• [Exercise description] Go over the entries below line by line, copying each one that contains the word "amet".

Stored items from a collection
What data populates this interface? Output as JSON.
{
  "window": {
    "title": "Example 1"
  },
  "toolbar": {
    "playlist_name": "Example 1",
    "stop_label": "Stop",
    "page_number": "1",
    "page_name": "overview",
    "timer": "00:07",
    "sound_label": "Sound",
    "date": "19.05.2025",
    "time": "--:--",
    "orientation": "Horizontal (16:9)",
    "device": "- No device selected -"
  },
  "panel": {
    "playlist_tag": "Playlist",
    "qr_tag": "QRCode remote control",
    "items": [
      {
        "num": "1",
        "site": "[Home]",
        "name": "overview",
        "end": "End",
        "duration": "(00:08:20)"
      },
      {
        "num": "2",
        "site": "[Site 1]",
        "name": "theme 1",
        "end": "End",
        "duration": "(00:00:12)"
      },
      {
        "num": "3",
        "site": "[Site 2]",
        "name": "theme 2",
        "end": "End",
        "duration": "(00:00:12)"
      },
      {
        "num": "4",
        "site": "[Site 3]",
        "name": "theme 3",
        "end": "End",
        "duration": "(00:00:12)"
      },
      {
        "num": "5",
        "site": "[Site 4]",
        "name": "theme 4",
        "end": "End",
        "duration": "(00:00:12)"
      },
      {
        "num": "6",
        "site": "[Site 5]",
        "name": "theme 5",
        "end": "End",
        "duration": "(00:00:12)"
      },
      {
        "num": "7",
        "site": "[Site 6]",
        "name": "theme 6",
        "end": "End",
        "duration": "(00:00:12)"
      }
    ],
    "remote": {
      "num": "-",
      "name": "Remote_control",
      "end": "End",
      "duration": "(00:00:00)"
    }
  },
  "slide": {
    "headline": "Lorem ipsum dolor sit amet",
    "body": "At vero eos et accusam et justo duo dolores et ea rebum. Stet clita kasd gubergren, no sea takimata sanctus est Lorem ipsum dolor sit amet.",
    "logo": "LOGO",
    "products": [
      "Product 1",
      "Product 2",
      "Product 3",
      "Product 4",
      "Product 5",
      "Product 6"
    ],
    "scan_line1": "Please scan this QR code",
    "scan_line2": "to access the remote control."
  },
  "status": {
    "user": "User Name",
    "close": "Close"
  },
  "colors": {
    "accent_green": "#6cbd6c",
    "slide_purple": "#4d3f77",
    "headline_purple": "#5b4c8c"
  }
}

• [Exercise output]
    "headline": "Lorem ipsum dolor sit amet",
    "body": "At vero eos et accusam et justo duo dolores et ea rebum. Stet clita kasd gubergren, no sea takimata sanctus est Lorem ipsum dolor sit amet.",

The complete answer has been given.